> **Document excerpt**
Kubernetes has a reputation for being complex, and that reputation is not undeserved. But the complexity is manageable when you build up from first principles rather than trying to absorb the entire API surface at once. This guide takes a Node.js application from "runs on my laptop" to a production Kubernetes deployment with rolling updates and automated rollbacks.
Prerequisites
You'll need Docker Desktop (which includes a local Kubernetes cluster), kubectl, and helm installed. For a production cluster, we'll reference AWS EKS, but the manifests work on any conformant Kubernetes distribution.
Step 1: Containerise Your Application
A production Docker image should be small, reproducible, and run as a non-root user. A multi-stage build achieves this:
# Build stage
FROM node:20-alpine AS build
WORKDIR /app
COPY package*.json ./
RUN npm ci --only=production
COPY . .

(Stored data entries)
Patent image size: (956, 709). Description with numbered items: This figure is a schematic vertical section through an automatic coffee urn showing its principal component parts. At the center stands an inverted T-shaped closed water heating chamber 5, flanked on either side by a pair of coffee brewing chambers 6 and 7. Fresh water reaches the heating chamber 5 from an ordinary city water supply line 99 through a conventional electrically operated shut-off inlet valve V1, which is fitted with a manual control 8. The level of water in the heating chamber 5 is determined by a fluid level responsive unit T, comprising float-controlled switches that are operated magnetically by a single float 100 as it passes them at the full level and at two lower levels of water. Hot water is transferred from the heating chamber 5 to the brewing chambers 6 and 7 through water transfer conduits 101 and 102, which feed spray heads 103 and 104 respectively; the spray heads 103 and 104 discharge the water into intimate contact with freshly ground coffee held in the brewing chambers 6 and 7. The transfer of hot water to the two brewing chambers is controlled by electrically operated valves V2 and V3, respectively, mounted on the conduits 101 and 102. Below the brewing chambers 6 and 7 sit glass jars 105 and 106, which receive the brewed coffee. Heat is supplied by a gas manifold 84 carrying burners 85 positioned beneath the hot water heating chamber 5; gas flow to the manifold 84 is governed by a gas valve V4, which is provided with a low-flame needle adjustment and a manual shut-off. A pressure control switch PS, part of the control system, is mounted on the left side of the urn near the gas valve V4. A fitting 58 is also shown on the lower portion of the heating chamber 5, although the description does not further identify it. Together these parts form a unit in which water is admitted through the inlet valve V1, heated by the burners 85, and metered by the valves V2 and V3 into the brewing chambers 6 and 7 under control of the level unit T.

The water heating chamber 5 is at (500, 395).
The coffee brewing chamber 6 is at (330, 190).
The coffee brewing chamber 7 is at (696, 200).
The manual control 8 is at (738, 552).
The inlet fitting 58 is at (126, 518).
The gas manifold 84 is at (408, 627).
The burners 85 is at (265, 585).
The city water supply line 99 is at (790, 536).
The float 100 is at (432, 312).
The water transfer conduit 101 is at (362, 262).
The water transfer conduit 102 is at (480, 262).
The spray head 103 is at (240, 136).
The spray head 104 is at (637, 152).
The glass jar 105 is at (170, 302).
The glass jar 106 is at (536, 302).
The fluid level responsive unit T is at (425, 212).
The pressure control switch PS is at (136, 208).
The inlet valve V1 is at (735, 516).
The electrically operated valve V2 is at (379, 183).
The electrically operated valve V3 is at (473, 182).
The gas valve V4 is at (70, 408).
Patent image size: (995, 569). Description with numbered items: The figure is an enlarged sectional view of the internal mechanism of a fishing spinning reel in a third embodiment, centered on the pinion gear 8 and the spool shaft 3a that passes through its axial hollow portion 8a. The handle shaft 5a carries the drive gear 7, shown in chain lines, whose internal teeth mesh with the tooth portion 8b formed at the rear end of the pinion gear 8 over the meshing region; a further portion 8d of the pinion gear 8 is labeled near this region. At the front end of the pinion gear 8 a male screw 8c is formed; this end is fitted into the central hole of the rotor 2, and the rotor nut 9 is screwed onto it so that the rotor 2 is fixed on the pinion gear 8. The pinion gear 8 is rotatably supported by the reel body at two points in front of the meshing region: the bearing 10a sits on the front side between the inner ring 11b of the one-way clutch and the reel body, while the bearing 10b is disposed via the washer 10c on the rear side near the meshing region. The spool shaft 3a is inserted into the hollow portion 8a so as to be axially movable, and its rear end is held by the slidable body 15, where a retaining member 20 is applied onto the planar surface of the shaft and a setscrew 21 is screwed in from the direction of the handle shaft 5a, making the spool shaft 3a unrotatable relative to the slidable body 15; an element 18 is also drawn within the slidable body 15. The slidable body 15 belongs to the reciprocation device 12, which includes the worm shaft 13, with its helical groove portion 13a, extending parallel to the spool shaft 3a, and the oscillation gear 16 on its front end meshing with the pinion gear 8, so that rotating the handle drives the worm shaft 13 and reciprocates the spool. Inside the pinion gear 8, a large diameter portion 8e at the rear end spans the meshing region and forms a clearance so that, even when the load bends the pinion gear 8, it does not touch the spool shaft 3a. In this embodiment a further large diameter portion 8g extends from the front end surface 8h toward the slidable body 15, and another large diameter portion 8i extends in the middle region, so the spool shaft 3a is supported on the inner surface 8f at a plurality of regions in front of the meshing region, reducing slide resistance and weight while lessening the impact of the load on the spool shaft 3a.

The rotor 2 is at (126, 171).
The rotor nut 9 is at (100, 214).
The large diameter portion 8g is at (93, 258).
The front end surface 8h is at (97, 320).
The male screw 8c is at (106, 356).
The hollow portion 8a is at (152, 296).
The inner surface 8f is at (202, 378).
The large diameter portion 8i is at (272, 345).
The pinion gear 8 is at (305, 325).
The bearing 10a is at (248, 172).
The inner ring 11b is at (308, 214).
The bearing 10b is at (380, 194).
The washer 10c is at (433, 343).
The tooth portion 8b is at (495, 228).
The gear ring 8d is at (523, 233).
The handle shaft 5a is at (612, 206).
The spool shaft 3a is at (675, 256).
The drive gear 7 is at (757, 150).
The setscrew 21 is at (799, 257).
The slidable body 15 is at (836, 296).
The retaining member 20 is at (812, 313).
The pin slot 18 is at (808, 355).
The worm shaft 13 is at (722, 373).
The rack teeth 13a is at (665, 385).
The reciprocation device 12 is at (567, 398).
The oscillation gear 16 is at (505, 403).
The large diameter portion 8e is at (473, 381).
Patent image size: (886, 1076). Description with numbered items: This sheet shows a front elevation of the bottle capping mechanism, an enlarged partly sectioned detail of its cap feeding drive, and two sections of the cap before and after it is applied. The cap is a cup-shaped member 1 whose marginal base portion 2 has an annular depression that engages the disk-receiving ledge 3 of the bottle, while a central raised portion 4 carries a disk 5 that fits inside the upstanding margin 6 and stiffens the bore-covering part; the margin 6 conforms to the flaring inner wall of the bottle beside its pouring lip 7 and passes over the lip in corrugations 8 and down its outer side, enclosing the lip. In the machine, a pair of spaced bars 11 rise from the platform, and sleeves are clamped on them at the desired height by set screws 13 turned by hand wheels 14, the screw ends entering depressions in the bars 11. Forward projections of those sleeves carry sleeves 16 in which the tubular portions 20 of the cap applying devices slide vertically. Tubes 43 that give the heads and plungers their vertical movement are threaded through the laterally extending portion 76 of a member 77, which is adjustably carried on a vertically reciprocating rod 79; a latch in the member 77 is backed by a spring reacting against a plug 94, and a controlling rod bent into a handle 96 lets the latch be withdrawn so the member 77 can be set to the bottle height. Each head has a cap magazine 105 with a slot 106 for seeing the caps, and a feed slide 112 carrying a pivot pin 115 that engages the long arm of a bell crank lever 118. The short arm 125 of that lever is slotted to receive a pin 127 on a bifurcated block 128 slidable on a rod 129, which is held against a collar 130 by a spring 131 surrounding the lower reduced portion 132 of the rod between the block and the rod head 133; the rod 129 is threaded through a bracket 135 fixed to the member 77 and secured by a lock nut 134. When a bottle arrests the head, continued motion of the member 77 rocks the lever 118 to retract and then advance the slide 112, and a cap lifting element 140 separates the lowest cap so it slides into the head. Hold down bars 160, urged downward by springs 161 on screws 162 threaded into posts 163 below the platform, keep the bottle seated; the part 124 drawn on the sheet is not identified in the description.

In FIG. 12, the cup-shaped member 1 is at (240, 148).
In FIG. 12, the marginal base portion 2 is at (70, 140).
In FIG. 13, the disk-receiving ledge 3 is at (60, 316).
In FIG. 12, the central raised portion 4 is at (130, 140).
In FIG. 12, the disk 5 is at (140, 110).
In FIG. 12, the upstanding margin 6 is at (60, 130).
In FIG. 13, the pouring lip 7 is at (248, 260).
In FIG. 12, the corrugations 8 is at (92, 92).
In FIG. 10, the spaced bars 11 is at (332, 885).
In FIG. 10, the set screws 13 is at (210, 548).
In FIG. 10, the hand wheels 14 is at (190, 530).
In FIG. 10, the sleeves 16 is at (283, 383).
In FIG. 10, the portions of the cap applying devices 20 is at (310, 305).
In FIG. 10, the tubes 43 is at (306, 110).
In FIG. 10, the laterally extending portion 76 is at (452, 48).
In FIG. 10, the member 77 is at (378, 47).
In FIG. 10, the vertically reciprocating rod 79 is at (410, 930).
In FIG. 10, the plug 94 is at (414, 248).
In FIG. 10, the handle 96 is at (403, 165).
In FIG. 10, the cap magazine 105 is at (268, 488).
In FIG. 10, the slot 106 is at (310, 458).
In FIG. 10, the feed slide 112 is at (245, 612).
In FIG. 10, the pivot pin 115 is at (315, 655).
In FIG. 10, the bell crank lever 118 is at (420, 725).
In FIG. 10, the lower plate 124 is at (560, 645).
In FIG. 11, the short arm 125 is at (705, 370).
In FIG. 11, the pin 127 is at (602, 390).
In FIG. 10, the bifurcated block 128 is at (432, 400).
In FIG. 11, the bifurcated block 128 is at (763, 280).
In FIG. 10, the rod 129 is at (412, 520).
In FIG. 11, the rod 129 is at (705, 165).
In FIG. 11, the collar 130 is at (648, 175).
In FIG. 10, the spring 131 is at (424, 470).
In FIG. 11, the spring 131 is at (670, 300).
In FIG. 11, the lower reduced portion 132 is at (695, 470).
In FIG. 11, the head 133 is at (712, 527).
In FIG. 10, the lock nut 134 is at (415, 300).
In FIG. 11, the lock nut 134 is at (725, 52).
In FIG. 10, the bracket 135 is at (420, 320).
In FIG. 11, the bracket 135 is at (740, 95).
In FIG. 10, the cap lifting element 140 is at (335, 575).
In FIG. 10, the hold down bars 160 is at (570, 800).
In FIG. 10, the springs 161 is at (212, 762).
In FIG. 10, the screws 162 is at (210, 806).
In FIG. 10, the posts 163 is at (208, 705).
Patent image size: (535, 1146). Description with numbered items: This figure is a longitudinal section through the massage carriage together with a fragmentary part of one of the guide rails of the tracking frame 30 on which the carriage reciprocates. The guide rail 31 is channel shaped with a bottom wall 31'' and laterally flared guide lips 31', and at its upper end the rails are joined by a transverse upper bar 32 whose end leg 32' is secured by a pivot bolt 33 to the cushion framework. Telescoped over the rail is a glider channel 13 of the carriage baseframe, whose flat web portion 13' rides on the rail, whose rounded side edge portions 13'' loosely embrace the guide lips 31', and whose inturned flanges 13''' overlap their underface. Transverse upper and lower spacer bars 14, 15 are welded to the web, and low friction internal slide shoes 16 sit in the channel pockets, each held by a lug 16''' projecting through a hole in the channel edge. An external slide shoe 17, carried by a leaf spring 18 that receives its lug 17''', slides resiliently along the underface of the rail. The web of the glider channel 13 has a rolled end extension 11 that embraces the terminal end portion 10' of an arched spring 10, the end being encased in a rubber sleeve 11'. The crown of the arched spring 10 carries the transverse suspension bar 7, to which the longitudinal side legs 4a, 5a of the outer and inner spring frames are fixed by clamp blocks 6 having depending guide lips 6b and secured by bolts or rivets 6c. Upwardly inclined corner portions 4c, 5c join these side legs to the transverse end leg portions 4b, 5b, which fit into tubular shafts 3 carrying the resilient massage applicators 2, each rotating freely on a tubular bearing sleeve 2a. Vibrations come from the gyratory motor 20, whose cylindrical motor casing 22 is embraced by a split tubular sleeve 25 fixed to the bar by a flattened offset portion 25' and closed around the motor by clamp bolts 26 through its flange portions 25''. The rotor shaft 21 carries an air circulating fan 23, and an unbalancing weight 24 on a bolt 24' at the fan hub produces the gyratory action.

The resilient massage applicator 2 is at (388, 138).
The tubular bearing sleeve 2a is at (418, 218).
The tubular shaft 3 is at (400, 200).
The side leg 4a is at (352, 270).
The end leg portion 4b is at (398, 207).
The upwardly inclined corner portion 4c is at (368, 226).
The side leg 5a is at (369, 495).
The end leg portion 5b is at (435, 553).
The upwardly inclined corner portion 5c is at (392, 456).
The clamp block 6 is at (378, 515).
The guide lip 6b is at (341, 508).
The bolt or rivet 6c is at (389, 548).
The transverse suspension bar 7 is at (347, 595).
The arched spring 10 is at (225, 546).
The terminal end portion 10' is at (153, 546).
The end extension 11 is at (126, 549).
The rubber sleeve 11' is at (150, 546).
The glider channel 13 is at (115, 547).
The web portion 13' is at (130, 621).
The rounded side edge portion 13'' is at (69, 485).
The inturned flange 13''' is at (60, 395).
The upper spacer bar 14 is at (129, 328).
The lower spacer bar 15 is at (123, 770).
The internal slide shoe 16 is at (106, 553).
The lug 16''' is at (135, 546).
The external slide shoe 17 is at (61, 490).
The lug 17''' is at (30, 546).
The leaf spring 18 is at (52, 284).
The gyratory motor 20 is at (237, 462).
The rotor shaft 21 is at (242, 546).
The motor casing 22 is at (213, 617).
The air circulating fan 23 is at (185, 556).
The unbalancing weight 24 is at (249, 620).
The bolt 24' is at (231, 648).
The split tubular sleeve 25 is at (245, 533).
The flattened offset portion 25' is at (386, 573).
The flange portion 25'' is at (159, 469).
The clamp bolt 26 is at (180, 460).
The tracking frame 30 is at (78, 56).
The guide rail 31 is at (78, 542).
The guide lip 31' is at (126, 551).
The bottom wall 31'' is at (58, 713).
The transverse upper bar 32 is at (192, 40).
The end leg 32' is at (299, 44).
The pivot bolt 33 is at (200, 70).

> **Task instructions**
1/ Duplicate the records, beginning with their first line and ending with the line that contains "The city water", and include both of those lines.
2/ Go on with the Kubernetes deployment guide from the point where it stops.

> **Written answers**
1/
Patent image size: (956, 709). Description with numbered items: This figure is a schematic vertical section through an automatic coffee urn showing its principal component parts. At the center stands an inverted T-shaped closed water heating chamber 5, flanked on either side by a pair of coffee brewing chambers 6 and 7. Fresh water reaches the heating chamber 5 from an ordinary city water supply line 99 through a conventional electrically operated shut-off inlet valve V1, which is fitted with a manual control 8. The level of water in the heating chamber 5 is determined by a fluid level responsive unit T, comprising float-controlled switches that are operated magnetically by a single float 100 as it passes them at the full level and at two lower levels of water. Hot water is transferred from the heating chamber 5 to the brewing chambers 6 and 7 through water transfer conduits 101 and 102, which feed spray heads 103 and 104 respectively; the spray heads 103 and 104 discharge the water into intimate contact with freshly ground coffee held in the brewing chambers 6 and 7. The transfer of hot water to the two brewing chambers is controlled by electrically operated valves V2 and V3, respectively, mounted on the conduits 101 and 102. Below the brewing chambers 6 and 7 sit glass jars 105 and 106, which receive the brewed coffee. Heat is supplied by a gas manifold 84 carrying burners 85 positioned beneath the hot water heating chamber 5; gas flow to the manifold 84 is governed by a gas valve V4, which is provided with a low-flame needle adjustment and a manual shut-off. A pressure control switch PS, part of the control system, is mounted on the left side of the urn near the gas valve V4. A fitting 58 is also shown on the lower portion of the heating chamber 5, although the description does not further identify it. Together these parts form a unit in which water is admitted through the inlet valve V1, heated by the burners 85, and metered by the valves V2 and V3 into the brewing chambers 6 and 7 under control of the level unit T.

The water heating chamber 5 is at (500, 395).
The coffee brewing chamber 6 is at (330, 190).
The coffee brewing chamber 7 is at (696, 200).
The manual control 8 is at (738, 552).
The inlet fitting 58 is at (126, 518).
The gas manifold 84 is at (408, 627).
The burners 85 is at (265, 585).
The city water supply line 99 is at (790, 536).

2/
RUN npm run build
# Production stage
FROM node:20-alpine
RUN addgroup -S appgroup && adduser -S appuser -G appgroup
WORKDIR /app
COPY --from=build --chown=appuser:appgroup /app/dist ./dist
COPY --from=build --chown=appuser:appgroup /app/node_modules ./node_modules
USER appuser
EXPOSE 3000
CMD ["node", "dist/server.js"]
Key decisions: Alpine base (5 MB vs 900 MB for the full node image), non-root user (prevents privilege escalation if the container is compromised), and copying only the compiled output (no source code in production).
Build and test locally: docker build -t my-api:latest . && docker run -p 3000:3000 my-api:latest
Step 2: Writing Production Kubernetes Manifests
A minimal production deployment needs three resources: a Deployment, a Service, and a HorizontalPodAutoscaler.
# deployment.yaml
apiVersion: apps/v1
kind: Deployment
metadata:
name: my-api
labels:
app: my-api
spec:
replicas: 3
selector:
matchLabels:
app: my-api
strategy:
type: RollingUpdate
rollingUpdate:
maxSurge: 1
maxUnavailable: 0 # zero-downtime: never remove a pod before adding one
template:
metadata:
labels:
app: my-api
spec:
containers:
- name: my-api
image: your-registry/my-api:1.0.0
ports:
- containerPort: 3000
resources:
requests:
cpu: "100m"
memory: "128Mi"
limits:
cpu: "500m"
memory: "512Mi"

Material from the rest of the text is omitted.